▸ **What needs to be done**: Copy every line, leaving nothing out and adding nothing.

▸ **Record list**:

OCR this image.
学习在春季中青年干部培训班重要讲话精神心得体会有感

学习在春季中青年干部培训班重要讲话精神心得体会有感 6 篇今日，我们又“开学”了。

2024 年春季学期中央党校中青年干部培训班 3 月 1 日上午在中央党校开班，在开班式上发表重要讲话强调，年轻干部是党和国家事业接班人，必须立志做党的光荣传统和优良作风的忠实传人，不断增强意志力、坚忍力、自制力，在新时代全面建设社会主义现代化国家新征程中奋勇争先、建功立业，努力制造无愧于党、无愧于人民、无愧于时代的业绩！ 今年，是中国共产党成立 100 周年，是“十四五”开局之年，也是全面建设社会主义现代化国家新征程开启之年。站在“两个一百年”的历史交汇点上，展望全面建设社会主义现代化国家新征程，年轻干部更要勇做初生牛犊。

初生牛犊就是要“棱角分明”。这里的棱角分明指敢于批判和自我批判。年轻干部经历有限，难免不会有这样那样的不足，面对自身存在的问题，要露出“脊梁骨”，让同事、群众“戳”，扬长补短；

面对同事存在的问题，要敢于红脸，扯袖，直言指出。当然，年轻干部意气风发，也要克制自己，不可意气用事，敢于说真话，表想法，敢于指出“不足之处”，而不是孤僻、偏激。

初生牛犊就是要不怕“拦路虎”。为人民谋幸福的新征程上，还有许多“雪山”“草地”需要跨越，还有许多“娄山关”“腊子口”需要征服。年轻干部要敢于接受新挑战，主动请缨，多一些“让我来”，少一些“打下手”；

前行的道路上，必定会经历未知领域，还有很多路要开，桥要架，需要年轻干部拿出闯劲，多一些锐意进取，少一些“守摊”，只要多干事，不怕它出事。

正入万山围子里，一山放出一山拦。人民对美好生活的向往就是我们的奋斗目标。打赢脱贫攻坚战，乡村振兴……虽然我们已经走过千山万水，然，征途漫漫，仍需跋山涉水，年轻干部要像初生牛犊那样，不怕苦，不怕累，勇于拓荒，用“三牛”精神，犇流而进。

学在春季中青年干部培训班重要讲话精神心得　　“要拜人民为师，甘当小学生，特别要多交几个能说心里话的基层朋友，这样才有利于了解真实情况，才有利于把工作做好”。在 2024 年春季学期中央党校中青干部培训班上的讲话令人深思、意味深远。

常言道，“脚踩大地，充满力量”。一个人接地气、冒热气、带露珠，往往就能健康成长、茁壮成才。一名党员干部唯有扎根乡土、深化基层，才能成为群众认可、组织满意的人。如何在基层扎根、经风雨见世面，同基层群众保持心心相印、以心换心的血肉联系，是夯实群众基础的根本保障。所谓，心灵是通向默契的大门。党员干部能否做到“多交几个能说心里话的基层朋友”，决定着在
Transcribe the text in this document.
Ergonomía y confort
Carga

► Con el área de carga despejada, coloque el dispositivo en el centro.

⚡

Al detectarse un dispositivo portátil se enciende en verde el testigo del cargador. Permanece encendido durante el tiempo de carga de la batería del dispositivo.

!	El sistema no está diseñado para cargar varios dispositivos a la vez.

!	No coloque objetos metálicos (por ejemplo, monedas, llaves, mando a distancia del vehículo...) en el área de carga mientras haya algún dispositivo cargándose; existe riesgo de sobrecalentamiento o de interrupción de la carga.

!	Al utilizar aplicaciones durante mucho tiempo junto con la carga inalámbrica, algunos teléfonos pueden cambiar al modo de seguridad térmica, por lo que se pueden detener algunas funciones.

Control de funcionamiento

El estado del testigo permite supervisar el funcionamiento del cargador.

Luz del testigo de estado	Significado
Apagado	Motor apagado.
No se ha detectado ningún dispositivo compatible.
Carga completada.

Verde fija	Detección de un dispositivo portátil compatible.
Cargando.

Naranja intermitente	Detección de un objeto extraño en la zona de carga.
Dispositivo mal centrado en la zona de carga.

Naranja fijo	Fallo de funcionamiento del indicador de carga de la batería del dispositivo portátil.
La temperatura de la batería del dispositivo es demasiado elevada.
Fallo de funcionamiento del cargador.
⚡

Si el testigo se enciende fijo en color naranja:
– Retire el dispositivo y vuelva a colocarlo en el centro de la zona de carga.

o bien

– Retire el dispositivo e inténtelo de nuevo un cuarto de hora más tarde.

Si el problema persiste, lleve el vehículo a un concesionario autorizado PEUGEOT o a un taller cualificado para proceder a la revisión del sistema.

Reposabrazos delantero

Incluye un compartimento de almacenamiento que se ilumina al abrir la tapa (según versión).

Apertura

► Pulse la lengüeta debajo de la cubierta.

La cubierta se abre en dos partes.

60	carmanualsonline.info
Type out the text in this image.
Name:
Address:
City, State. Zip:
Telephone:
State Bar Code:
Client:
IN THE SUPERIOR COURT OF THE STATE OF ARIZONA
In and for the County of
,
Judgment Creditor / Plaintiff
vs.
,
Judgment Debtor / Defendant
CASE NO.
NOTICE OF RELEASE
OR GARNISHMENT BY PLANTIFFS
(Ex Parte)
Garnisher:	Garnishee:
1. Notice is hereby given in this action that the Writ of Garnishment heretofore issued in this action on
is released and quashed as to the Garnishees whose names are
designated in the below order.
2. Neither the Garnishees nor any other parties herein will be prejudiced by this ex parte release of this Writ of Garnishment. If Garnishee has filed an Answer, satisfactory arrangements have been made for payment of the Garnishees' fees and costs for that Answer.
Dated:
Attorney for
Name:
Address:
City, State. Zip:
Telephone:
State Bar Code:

▸ **Task result**:
OCR this image.
学习在春季中青年干部培训班重要讲话精神心得体会有感

学习在春季中青年干部培训班重要讲话精神心得体会有感 6 篇今日，我们又“开学”了。

2024 年春季学期中央党校中青年干部培训班 3 月 1 日上午在中央党校开班，在开班式上发表重要讲话强调，年轻干部是党和国家事业接班人，必须立志做党的光荣传统和优良作风的忠实传人，不断增强意志力、坚忍力、自制力，在新时代全面建设社会主义现代化国家新征程中奋勇争先、建功立业，努力制造无愧于党、无愧于人民、无愧于时代的业绩！ 今年，是中国共产党成立 100 周年，是“十四五”开局之年，也是全面建设社会主义现代化国家新征程开启之年。站在“两个一百年”的历史交汇点上，展望全面建设社会主义现代化国家新征程，年轻干部更要勇做初生牛犊。

初生牛犊就是要“棱角分明”。这里的棱角分明指敢于批判和自我批判。年轻干部经历有限，难免不会有这样那样的不足，面对自身存在的问题，要露出“脊梁骨”，让同事、群众“戳”，扬长补短；

面对同事存在的问题，要敢于红脸，扯袖，直言指出。当然，年轻干部意气风发，也要克制自己，不可意气用事，敢于说真话，表想法，敢于指出“不足之处”，而不是孤僻、偏激。

初生牛犊就是要不怕“拦路虎”。为人民谋幸福的新征程上，还有许多“雪山”“草地”需要跨越，还有许多“娄山关”“腊子口”需要征服。年轻干部要敢于接受新挑战，主动请缨，多一些“让我来”，少一些“打下手”；

前行的道路上，必定会经历未知领域，还有很多路要开，桥要架，需要年轻干部拿出闯劲，多一些锐意进取，少一些“守摊”，只要多干事，不怕它出事。

正入万山围子里，一山放出一山拦。人民对美好生活的向往就是我们的奋斗目标。打赢脱贫攻坚战，乡村振兴……虽然我们已经走过千山万水，然，征途漫漫，仍需跋山涉水，年轻干部要像初生牛犊那样，不怕苦，不怕累，勇于拓荒，用“三牛”精神，犇流而进。

学在春季中青年干部培训班重要讲话精神心得　　“要拜人民为师，甘当小学生，特别要多交几个能说心里话的基层朋友，这样才有利于了解真实情况，才有利于把工作做好”。在 2024 年春季学期中央党校中青干部培训班上的讲话令人深思、意味深远。

常言道，“脚踩大地，充满力量”。一个人接地气、冒热气、带露珠，往往就能健康成长、茁壮成才。一名党员干部唯有扎根乡土、深化基层，才能成为群众认可、组织满意的人。如何在基层扎根、经风雨见世面，同基层群众保持心心相印、以心换心的血肉联系，是夯实群众基础的根本保障。所谓，心灵是通向默契的大门。党员干部能否做到“多交几个能说心里话的基层朋友”，决定着在
Transcribe the text in this document.
Ergonomía y confort
Carga

► Con el área de carga despejada, coloque el dispositivo en el centro.

⚡

Al detectarse un dispositivo portátil se enciende en verde el testigo del cargador. Permanece encendido durante el tiempo de carga de la batería del dispositivo.

!	El sistema no está diseñado para cargar varios dispositivos a la vez.

!	No coloque objetos metálicos (por ejemplo, monedas, llaves, mando a distancia del vehículo...) en el área de carga mientras haya algún dispositivo cargándose; existe riesgo de sobrecalentamiento o de interrupción de la carga.

!	Al utilizar aplicaciones durante mucho tiempo junto con la carga inalámbrica, algunos teléfonos pueden cambiar al modo de seguridad térmica, por lo que se pueden detener algunas funciones.

Control de funcionamiento

El estado del testigo permite supervisar el funcionamiento del cargador.

Luz del testigo de estado	Significado
Apagado	Motor apagado.
No se ha detectado ningún dispositivo compatible.
Carga completada.

Verde fija	Detección de un dispositivo portátil compatible.
Cargando.

Naranja intermitente	Detección de un objeto extraño en la zona de carga.
Dispositivo mal centrado en la zona de carga.

Naranja fijo	Fallo de funcionamiento del indicador de carga de la batería del dispositivo portátil.
La temperatura de la batería del dispositivo es demasiado elevada.
Fallo de funcionamiento del cargador.
⚡

Si el testigo se enciende fijo en color naranja:
– Retire el dispositivo y vuelva a colocarlo en el centro de la zona de carga.

o bien

– Retire el dispositivo e inténtelo de nuevo un cuarto de hora más tarde.

Si el problema persiste, lleve el vehículo a un concesionario autorizado PEUGEOT o a un taller cualificado para proceder a la revisión del sistema.

Reposabrazos delantero

Incluye un compartimento de almacenamiento que se ilumina al abrir la tapa (según versión).

Apertura

► Pulse la lengüeta debajo de la cubierta.

La cubierta se abre en dos partes.

60	carmanualsonline.info
Type out the text in this image.
Name:
Address:
City, State. Zip:
Telephone:
State Bar Code:
Client:
IN THE SUPERIOR COURT OF THE STATE OF ARIZONA
In and for the County of
,
Judgment Creditor / Plaintiff
vs.
,
Judgment Debtor / Defendant
CASE NO.
NOTICE OF RELEASE
OR GARNISHMENT BY PLANTIFFS
(Ex Parte)
Garnisher:	Garnishee:
1. Notice is hereby given in this action that the Writ of Garnishment heretofore issued in this action on
is released and quashed as to the Garnishees whose names are
designated in the below order.
2. Neither the Garnishees nor any other parties herein will be prejudiced by this ex parte release of this Writ of Garnishment. If Garnishee has filed an Answer, satisfactory arrangements have been made for payment of the Garnishees' fees and costs for that Answer.
Dated:
Attorney for
Name:
Address:
City, State. Zip:
Telephone:
State Bar Code:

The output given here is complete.